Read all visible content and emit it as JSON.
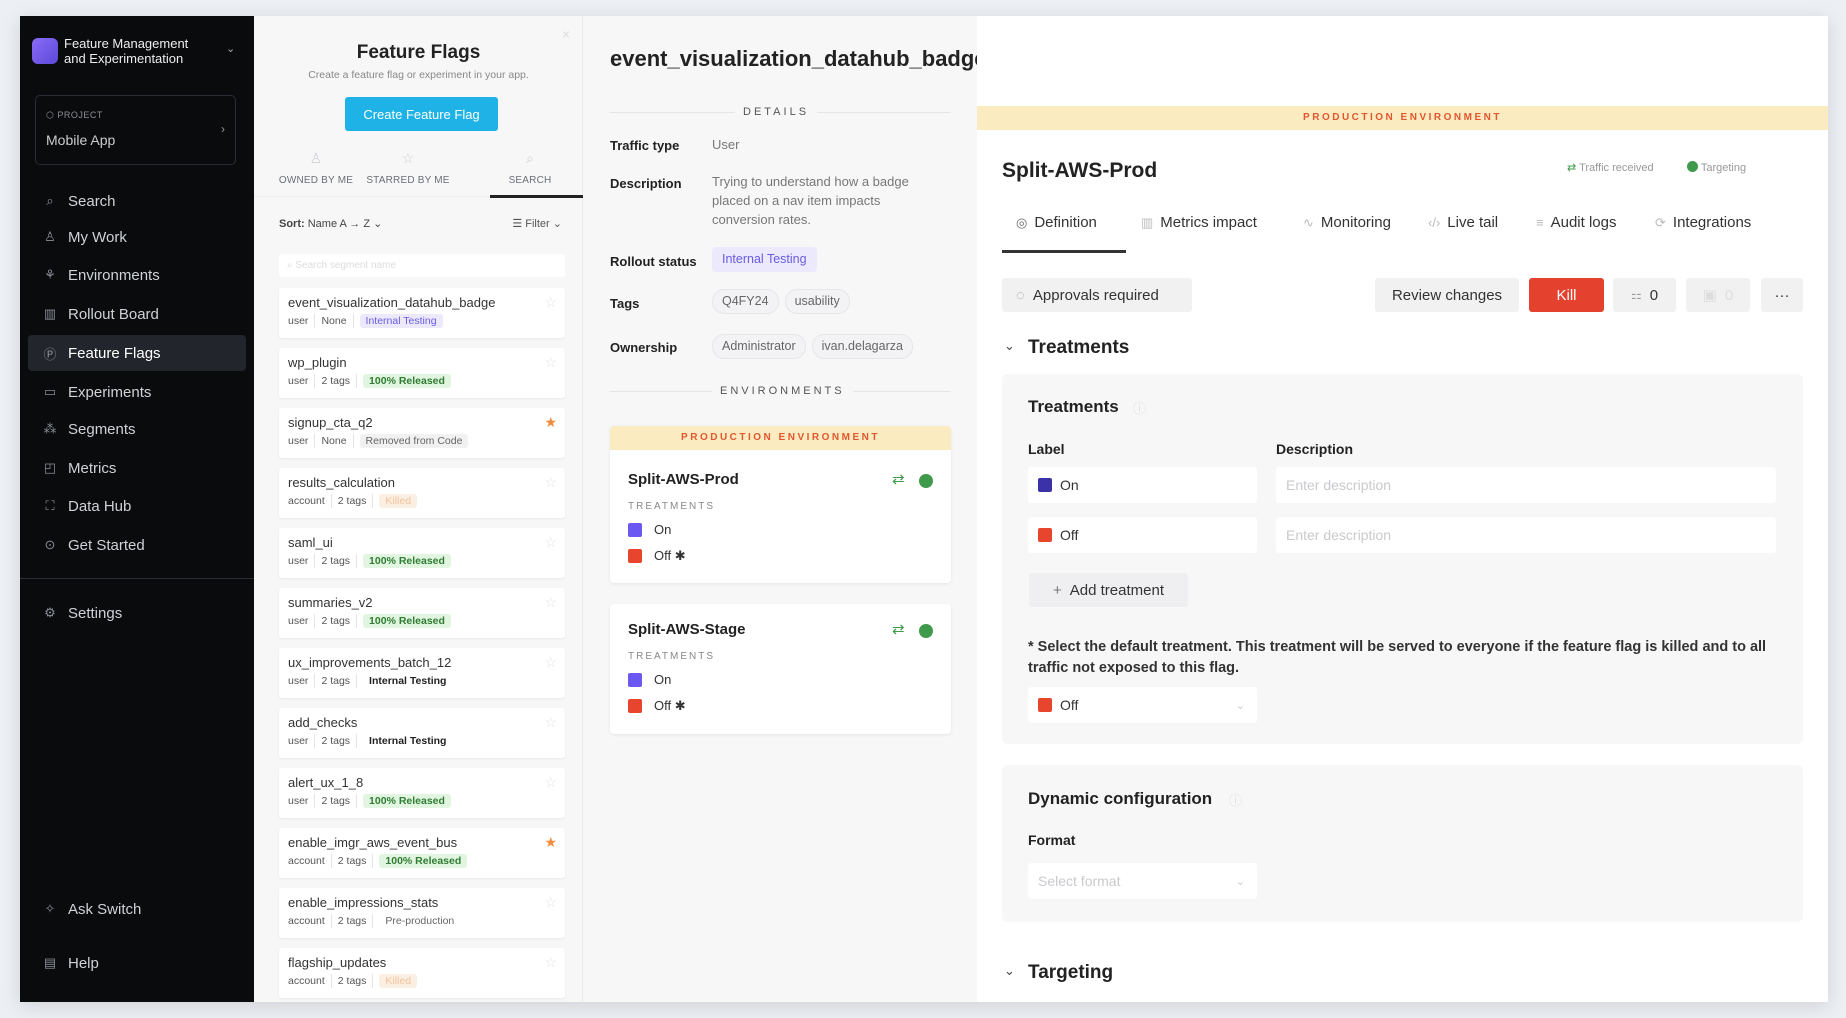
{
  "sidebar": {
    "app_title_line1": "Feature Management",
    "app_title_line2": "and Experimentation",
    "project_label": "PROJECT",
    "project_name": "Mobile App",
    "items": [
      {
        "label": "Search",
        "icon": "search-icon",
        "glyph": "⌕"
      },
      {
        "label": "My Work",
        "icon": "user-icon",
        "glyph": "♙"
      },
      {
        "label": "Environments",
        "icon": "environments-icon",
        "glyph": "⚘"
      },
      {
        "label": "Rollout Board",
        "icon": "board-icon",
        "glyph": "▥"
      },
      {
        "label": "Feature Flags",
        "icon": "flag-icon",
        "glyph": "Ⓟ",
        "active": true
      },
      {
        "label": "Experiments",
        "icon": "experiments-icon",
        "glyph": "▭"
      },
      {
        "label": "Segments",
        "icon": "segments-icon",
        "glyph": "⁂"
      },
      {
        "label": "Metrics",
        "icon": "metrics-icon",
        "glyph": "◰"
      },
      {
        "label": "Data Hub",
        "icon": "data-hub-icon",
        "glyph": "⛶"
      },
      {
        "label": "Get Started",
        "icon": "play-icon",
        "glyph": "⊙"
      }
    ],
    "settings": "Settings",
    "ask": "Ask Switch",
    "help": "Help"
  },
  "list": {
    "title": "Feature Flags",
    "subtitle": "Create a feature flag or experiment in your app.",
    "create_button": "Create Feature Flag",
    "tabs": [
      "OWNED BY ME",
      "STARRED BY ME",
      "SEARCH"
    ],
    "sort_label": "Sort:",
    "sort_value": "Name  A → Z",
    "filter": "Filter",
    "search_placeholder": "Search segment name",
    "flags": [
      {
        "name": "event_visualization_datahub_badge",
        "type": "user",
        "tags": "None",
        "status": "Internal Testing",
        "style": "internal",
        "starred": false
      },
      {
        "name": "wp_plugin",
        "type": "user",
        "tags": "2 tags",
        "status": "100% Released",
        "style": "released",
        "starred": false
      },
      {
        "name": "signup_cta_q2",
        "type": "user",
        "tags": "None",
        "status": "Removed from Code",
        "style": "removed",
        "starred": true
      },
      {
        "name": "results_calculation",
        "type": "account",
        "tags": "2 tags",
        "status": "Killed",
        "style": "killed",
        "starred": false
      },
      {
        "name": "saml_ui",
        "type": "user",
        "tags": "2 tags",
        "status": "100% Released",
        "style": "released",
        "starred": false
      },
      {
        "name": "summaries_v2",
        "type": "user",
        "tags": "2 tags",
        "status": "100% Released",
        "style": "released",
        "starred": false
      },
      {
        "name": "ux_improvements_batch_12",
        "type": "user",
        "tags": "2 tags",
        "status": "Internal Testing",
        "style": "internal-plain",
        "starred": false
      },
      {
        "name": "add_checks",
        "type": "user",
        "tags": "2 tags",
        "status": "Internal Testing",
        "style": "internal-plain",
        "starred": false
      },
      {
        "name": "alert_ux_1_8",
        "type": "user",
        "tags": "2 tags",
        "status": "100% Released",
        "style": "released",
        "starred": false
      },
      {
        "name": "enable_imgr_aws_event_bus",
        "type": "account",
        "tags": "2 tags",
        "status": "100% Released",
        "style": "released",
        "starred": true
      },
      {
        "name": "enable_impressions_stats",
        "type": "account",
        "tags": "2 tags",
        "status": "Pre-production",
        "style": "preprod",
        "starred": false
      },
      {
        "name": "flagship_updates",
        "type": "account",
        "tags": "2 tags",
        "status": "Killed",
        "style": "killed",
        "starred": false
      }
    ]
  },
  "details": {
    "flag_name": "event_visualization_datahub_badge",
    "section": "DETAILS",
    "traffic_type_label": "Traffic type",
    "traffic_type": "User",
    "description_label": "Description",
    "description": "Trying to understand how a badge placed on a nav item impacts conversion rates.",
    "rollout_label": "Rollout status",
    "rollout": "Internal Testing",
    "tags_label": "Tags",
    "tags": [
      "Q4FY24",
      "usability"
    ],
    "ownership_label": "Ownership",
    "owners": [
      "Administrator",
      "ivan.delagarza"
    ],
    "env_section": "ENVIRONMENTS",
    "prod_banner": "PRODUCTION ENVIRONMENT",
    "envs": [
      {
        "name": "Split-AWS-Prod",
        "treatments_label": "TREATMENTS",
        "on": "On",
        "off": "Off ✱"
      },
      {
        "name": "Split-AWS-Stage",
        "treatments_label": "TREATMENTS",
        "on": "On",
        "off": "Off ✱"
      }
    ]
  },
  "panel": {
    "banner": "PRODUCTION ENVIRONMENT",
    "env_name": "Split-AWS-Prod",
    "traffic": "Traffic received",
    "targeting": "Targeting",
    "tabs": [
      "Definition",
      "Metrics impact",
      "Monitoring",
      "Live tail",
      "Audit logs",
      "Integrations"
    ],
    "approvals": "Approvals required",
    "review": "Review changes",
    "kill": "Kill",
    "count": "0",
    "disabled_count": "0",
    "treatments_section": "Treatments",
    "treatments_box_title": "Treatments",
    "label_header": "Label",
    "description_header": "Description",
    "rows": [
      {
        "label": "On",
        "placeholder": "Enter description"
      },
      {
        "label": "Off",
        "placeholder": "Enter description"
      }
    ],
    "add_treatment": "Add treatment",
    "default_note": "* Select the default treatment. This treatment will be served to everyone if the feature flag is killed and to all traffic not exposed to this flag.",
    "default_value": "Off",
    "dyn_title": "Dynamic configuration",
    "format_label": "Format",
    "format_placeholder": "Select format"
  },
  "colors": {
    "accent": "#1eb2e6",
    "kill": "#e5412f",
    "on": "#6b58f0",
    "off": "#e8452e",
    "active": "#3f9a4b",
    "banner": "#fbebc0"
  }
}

▶ Objective: The pictures should not be reproduced; quote all of the other material exactly.

▶ Answer to this problem:
Read all visible content and emit it as JSON.
{
  "sidebar": {
    "app_title_line1": "Feature Management",
    "app_title_line2": "and Experimentation",
    "project_label": "PROJECT",
    "project_name": "Mobile App",
    "items": [
      {
        "label": "Search",
        "icon": "search-icon",
        "glyph": "⌕"
      },
      {
        "label": "My Work",
        "icon": "user-icon",
        "glyph": "♙"
      },
      {
        "label": "Environments",
        "icon": "environments-icon",
        "glyph": "⚘"
      },
      {
        "label": "Rollout Board",
        "icon": "board-icon",
        "glyph": "▥"
      },
      {
        "label": "Feature Flags",
        "icon": "flag-icon",
        "glyph": "Ⓟ",
        "active": true
      },
      {
        "label": "Experiments",
        "icon": "experiments-icon",
        "glyph": "▭"
      },
      {
        "label": "Segments",
        "icon": "segments-icon",
        "glyph": "⁂"
      },
      {
        "label": "Metrics",
        "icon": "metrics-icon",
        "glyph": "◰"
      },
      {
        "label": "Data Hub",
        "icon": "data-hub-icon",
        "glyph": "⛶"
      },
      {
        "label": "Get Started",
        "icon": "play-icon",
        "glyph": "⊙"
      }
    ],
    "settings": "Settings",
    "ask": "Ask Switch",
    "help": "Help"
  },
  "list": {
    "title": "Feature Flags",
    "subtitle": "Create a feature flag or experiment in your app.",
    "create_button": "Create Feature Flag",
    "tabs": [
      "OWNED BY ME",
      "STARRED BY ME",
      "SEARCH"
    ],
    "sort_label": "Sort:",
    "sort_value": "Name  A → Z",
    "filter": "Filter",
    "search_placeholder": "Search segment name",
    "flags": [
      {
        "name": "event_visualization_datahub_badge",
        "type": "user",
        "tags": "None",
        "status": "Internal Testing",
        "style": "internal",
        "starred": false
      },
      {
        "name": "wp_plugin",
        "type": "user",
        "tags": "2 tags",
        "status": "100% Released",
        "style": "released",
        "starred": false
      },
      {
        "name": "signup_cta_q2",
        "type": "user",
        "tags": "None",
        "status": "Removed from Code",
        "style": "removed",
        "starred": true
      },
      {
        "name": "results_calculation",
        "type": "account",
        "tags": "2 tags",
        "status": "Killed",
        "style": "killed",
        "starred": false
      },
      {
        "name": "saml_ui",
        "type": "user",
        "tags": "2 tags",
        "status": "100% Released",
        "style": "released",
        "starred": false
      },
      {
        "name": "summaries_v2",
        "type": "user",
        "tags": "2 tags",
        "status": "100% Released",
        "style": "released",
        "starred": false
      },
      {
        "name": "ux_improvements_batch_12",
        "type": "user",
        "tags": "2 tags",
        "status": "Internal Testing",
        "style": "internal-plain",
        "starred": false
      },
      {
        "name": "add_checks",
        "type": "user",
        "tags": "2 tags",
        "status": "Internal Testing",
        "style": "internal-plain",
        "starred": false
      },
      {
        "name": "alert_ux_1_8",
        "type": "user",
        "tags": "2 tags",
        "status": "100% Released",
        "style": "released",
        "starred": false
      },
      {
        "name": "enable_imgr_aws_event_bus",
        "type": "account",
        "tags": "2 tags",
        "status": "100% Released",
        "style": "released",
        "starred": true
      },
      {
        "name": "enable_impressions_stats",
        "type": "account",
        "tags": "2 tags",
        "status": "Pre-production",
        "style": "preprod",
        "starred": false
      },
      {
        "name": "flagship_updates",
        "type": "account",
        "tags": "2 tags",
        "status": "Killed",
        "style": "killed",
        "starred": false
      }
    ]
  },
  "details": {
    "flag_name": "event_visualization_datahub_badge",
    "section": "DETAILS",
    "traffic_type_label": "Traffic type",
    "traffic_type": "User",
    "description_label": "Description",
    "description": "Trying to understand how a badge placed on a nav item impacts conversion rates.",
    "rollout_label": "Rollout status",
    "rollout": "Internal Testing",
    "tags_label": "Tags",
    "tags": [
      "Q4FY24",
      "usability"
    ],
    "ownership_label": "Ownership",
    "owners": [
      "Administrator",
      "ivan.delagarza"
    ],
    "env_section": "ENVIRONMENTS",
    "prod_banner": "PRODUCTION ENVIRONMENT",
    "envs": [
      {
        "name": "Split-AWS-Prod",
        "treatments_label": "TREATMENTS",
        "on": "On",
        "off": "Off ✱"
      },
      {
        "name": "Split-AWS-Stage",
        "treatments_label": "TREATMENTS",
        "on": "On",
        "off": "Off ✱"
      }
    ]
  },
  "panel": {
    "banner": "PRODUCTION ENVIRONMENT",
    "env_name": "Split-AWS-Prod",
    "traffic": "Traffic received",
    "targeting": "Targeting",
    "tabs": [
      "Definition",
      "Metrics impact",
      "Monitoring",
      "Live tail",
      "Audit logs",
      "Integrations"
    ],
    "approvals": "Approvals required",
    "review": "Review changes",
    "kill": "Kill",
    "count": "0",
    "disabled_count": "0",
    "treatments_section": "Treatments",
    "treatments_box_title": "Treatments",
    "label_header": "Label",
    "description_header": "Description",
    "rows": [
      {
        "label": "On",
        "placeholder": "Enter description"
      },
      {
        "label": "Off",
        "placeholder": "Enter description"
      }
    ],
    "add_treatment": "Add treatment",
    "default_note": "* Select the default treatment. This treatment will be served to everyone if the feature flag is killed and to all traffic not exposed to this flag.",
    "default_value": "Off",
    "dyn_title": "Dynamic configuration",
    "format_label": "Format",
    "format_placeholder": "Select format"
  },
  "colors": {
    "accent": "#1eb2e6",
    "kill": "#e5412f",
    "on": "#6b58f0",
    "off": "#e8452e",
    "active": "#3f9a4b",
    "banner": "#fbebc0"
  }
}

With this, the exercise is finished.